(Exercise instructions)
From the data that follows, copy every line holding the string "premier".

* Start Data to use *

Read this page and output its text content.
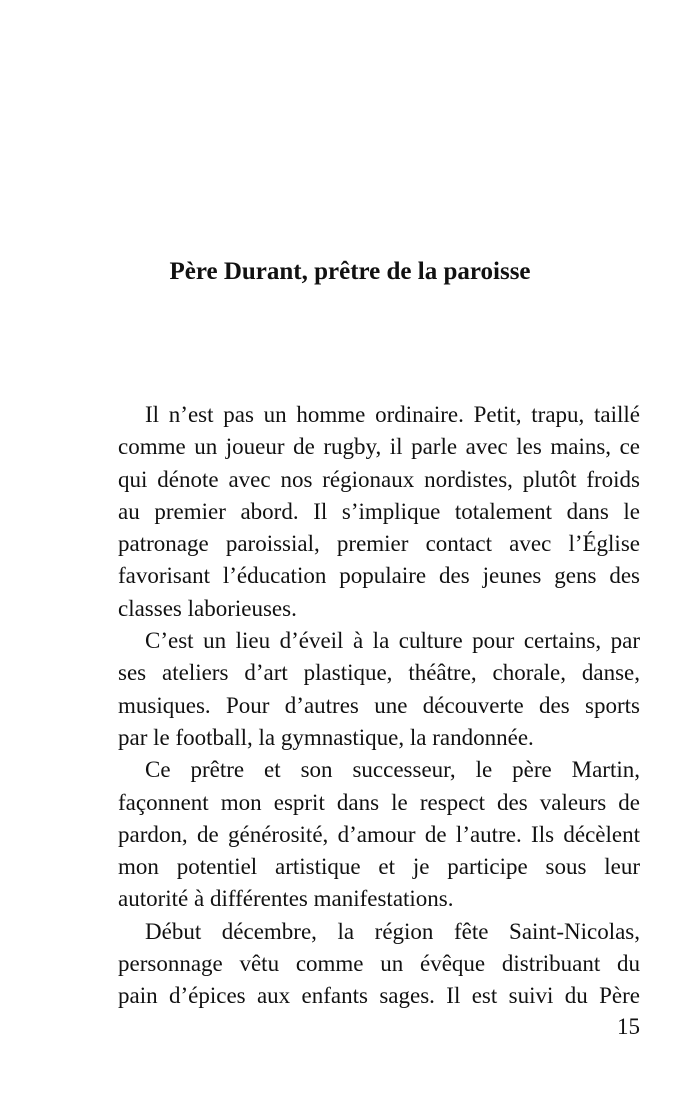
Père Durant, prêtre de la paroisse
Il n’est pas un homme ordinaire. Petit, trapu, taillé
comme un joueur de rugby, il parle avec les mains, ce
qui dénote avec nos régionaux nordistes, plutôt froids
au premier abord. Il s’implique totalement dans le
patronage paroissial, premier contact avec l’Église
favorisant l’éducation populaire des jeunes gens des
classes laborieuses.
C’est un lieu d’éveil à la culture pour certains, par
ses ateliers d’art plastique, théâtre, chorale, danse,
musiques. Pour d’autres une découverte des sports
par le football, la gymnastique, la randonnée.
Ce prêtre et son successeur, le père Martin,
façonnent mon esprit dans le respect des valeurs de
pardon, de générosité, d’amour de l’autre. Ils décèlent
mon potentiel artistique et je participe sous leur
autorité à différentes manifestations.
Début décembre, la région fête Saint-Nicolas,
personnage vêtu comme un évêque distribuant du
pain d’épices aux enfants sages. Il est suivi du Père
15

* End Data to use *

(Result for this exercise)
au premier abord. Il s’implique totalement dans le
patronage paroissial, premier contact avec l’Église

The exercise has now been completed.